What you have to do
Find every line in the records below that holds the word "posta" and copy it.

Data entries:
************
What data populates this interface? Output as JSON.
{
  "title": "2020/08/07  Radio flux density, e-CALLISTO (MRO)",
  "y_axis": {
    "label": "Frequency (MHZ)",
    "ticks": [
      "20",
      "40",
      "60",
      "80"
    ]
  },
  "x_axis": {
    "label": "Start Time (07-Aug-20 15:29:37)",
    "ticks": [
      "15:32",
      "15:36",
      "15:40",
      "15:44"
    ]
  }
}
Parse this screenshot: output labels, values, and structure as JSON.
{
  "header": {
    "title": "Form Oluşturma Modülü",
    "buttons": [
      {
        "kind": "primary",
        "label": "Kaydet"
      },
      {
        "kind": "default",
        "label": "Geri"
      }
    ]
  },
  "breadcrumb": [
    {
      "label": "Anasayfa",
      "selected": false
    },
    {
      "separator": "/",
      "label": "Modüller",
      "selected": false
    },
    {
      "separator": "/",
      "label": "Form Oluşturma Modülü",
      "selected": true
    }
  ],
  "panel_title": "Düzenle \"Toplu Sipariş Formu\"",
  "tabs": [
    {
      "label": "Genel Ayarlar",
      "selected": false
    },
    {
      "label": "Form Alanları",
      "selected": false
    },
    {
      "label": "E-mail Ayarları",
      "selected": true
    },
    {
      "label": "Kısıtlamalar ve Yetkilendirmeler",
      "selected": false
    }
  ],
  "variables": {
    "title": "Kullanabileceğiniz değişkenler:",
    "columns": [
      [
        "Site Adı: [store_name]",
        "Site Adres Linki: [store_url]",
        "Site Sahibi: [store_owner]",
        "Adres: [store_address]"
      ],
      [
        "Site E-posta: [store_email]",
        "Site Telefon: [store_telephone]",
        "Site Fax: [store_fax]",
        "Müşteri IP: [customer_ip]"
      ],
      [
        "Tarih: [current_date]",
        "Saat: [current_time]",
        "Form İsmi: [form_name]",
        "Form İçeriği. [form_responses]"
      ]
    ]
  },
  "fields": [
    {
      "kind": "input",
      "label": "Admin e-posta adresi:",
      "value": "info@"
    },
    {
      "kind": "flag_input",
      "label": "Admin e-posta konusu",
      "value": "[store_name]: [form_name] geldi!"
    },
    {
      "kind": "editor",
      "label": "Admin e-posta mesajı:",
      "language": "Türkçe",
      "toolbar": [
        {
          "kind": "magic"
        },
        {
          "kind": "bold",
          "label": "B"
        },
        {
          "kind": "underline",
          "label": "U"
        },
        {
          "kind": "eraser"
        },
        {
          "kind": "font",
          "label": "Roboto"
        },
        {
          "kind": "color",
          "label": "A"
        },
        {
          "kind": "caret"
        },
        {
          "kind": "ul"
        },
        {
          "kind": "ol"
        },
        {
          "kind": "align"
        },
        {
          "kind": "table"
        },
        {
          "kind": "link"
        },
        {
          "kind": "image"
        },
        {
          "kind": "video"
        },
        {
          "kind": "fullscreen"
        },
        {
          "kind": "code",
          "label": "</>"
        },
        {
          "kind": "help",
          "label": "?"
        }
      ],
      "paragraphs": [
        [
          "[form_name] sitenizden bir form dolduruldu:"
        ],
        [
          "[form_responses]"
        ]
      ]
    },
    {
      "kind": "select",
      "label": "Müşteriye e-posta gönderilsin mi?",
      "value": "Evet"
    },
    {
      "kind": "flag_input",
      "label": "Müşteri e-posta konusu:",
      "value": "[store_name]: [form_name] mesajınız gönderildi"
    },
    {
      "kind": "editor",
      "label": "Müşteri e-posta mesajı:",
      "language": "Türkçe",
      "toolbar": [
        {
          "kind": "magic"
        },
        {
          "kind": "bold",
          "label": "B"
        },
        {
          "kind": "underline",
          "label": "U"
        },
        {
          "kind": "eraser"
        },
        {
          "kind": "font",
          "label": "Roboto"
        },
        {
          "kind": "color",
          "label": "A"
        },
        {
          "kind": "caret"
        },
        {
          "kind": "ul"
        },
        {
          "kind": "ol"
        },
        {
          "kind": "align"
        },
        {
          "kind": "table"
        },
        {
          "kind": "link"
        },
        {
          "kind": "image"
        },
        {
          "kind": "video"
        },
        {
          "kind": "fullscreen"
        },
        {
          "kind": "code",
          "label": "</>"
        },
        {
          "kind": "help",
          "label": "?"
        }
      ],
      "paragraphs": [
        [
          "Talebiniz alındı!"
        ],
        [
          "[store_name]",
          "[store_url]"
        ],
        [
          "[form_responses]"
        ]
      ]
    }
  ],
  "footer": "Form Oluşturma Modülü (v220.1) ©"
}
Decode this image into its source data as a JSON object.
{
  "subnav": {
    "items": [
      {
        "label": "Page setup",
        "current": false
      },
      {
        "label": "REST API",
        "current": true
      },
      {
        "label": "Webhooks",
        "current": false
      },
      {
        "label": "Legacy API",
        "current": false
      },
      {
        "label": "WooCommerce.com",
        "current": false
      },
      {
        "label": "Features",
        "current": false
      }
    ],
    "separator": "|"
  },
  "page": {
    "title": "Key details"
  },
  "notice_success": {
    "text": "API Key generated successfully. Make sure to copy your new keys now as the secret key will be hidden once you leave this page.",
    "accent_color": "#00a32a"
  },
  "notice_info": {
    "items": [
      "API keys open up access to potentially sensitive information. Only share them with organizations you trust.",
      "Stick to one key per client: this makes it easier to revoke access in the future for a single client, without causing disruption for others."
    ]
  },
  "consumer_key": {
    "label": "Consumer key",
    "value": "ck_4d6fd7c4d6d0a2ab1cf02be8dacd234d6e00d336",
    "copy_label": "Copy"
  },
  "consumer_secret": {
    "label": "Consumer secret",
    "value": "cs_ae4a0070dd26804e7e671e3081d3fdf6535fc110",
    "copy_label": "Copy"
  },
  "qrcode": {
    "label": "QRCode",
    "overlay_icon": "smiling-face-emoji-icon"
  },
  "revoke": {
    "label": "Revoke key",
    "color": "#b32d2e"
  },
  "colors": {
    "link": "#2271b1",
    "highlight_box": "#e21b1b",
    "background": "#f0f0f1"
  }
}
************
Response to the task
        "Site E-posta: [store_email]",
      "label": "Admin e-posta adresi:",
      "label": "Admin e-posta konusu",
      "label": "Admin e-posta mesajı:",
      "label": "Müşteriye e-posta gönderilsin mi?",
      "label": "Müşteri e-posta konusu:",
      "label": "Müşteri e-posta mesajı:",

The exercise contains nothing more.